Dr. Hao explains there are two ways to manipulate gene regulatory networks within synthetic biology:
Scientists can construct entirely new gene regulatory networks by introducing components that don't naturally exist in the cell and connect them in specific ways to perform functions that the cell cannot achieve on its own.
Scientists can work within the existing gene networks in the cell and modify how they interact with each other to change their functionality.
Dr. Hao’s research utilizes the second approach—he manipulates existing gene regulatory networks in specific ways, aiming to extend lifespan.
Findings from Engineering longevity—design of a synthetic gene oscillator to slow aging
Dr. Hao’s study explores how to synthetically modify two longevity genes in a way that avoids damage accumulation, extending lifespan of a model organism. In this paper, Dr. Hao’s lab constructed an oscillatory gene network within a yeast model. "Oscillations refer to the periodic fluctuation of the components within a gene network. In this case, both gene A and gene B are transcription factors that will oscillate, meaning their expression levels will periodically change over time.”
Two important longevity genes
Dr. Hao’s research focused on two key longevity genes: SIRT2 and HAP. During the natural aging process in a cell, SIRT2 and HAP mutually inhibit each other, forming what's called a mutual inhibition network. When one gene is high, it represses the other, and vice versa, creating two distinct states. This means aging cells naturally have one of two fates; they have elevated HAP and low SIRT2, or they experience elevated SIRT2 and low HAP. Both scenarios are problematic because both of these genes promote longevity. So, low levels of both genes are detrimental to the longevity of cells.
- If HAP is low: Mitochondria become damaged, leading the cell down the aging pathway of mitochondrial decline.
- If SIRT2 is low: DNA will become unstable, as the function of SIRT2 is to stabilize and protect DNA.
A typical aging cell follows one of these pathways—low HAP or low SIRT2—until it dies.
Dr. Hao utilized synthetic biology to change the natural mutual inhibition network into a negative feedback network to combat the aging of yeast cells. This alteration caused levels of the two genes—SIRT2 and HAP—to oscillate, periodically cycling between high and low. This alteration allows the cell to switch between aging pathways, slowing down damage accumulation and allowing the cell to avoid being stuck in a detrimental state.

**Exercise instructions:** Resume the passage on Dr. Hao's gene oscillator research, picking up right after its final sentence.

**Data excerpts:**
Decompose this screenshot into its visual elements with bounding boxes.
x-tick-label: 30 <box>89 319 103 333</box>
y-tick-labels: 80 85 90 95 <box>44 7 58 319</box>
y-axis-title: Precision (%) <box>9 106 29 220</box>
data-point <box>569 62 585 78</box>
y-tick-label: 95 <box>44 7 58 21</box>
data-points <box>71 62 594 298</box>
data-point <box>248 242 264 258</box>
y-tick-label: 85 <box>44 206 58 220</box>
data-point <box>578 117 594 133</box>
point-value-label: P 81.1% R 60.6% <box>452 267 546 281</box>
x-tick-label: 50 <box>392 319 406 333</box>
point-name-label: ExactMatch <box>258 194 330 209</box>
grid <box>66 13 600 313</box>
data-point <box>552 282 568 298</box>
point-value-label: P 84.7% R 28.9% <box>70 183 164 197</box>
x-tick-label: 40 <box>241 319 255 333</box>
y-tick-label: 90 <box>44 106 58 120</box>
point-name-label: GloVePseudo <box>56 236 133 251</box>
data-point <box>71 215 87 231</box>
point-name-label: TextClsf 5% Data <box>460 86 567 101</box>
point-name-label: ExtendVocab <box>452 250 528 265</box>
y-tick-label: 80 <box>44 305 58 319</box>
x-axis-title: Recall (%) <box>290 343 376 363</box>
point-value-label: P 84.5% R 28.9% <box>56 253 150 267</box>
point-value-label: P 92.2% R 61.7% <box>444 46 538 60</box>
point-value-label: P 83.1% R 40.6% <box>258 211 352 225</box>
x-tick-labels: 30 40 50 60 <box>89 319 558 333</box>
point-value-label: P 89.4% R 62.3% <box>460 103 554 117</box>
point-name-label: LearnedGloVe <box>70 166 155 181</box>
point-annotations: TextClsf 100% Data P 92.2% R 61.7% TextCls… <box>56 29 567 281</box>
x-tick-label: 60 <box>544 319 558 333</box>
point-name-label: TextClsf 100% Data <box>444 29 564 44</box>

**Task result:**
Findings and takeaways of Dr. Hao's study
Dr. Hao expresses his excitement with his study findings, noting that his synthetic oscillation network led to an 82% increase in lifespan compared to control cells. He shares that this is the most pronounced lifespan extension ever observed in a yeast cell.
Dr. Hao compared the oscillator yeast cells with previously identified long live yeast mutants, and his experimental model outlived all of the other longevity mutants. “By playing this oscillation trick we can generate super long-lived yeast cells—way longer than previously defined,” he says.
Can this method of lifespan extension apply to humans?
While Dr. Hao conducted his research in yeast, it is important to note that both of these pathways are highly conserved in Eukaryotes, including humans and animals. As a result, SIRT2 and HAP play significant roles in human aging. Dr. Hao's discovery not only sheds light on these important factors but also paves the way for further research in the field of aging, suggesting that altering the gene network may also be relevant for human cells.
Dr. Hao's research reveals that oscillation has the potential to significantly increase lifespan. Oscillation keeps the expression levels of certain genes within an optimal range, promoting longevity. This discovery underscores the importance of using gene networks to achieve life extension in longevity research.